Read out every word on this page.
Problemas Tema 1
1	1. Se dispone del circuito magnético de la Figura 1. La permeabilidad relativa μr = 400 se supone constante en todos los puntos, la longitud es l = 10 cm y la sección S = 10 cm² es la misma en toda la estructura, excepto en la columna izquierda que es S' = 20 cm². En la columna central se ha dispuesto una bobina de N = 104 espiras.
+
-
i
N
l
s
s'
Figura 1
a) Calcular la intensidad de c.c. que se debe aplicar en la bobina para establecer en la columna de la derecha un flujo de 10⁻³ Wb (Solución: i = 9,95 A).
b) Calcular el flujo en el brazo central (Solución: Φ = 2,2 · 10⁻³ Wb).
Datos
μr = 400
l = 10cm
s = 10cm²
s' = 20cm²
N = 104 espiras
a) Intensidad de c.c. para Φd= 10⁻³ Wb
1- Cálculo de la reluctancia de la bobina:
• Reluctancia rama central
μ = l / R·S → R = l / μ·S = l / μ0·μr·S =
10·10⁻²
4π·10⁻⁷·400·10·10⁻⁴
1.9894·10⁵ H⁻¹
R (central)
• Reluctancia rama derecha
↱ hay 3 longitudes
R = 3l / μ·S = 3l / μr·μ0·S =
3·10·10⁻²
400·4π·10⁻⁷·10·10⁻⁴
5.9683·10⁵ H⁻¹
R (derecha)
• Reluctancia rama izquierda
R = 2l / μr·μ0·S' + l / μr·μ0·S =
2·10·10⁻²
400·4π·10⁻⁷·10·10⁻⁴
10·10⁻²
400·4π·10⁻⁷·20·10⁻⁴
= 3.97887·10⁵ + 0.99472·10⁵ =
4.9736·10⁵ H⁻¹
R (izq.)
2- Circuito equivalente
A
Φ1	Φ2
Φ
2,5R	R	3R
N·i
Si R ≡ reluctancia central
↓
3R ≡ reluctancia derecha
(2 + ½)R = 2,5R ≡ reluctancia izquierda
# # # # #
* _Task brief_
Find all the lines containing "Calcular" in the material, then copy them.

* _Answer below_
a) Calcular la intensidad de c.c. que se debe aplicar en la bobina para establecer en la columna de la derecha un flujo de 10⁻³ Wb (Solución: i = 9,95 A).
b) Calcular el flujo en el brazo central (Solución: Φ = 2,2 · 10⁻³ Wb).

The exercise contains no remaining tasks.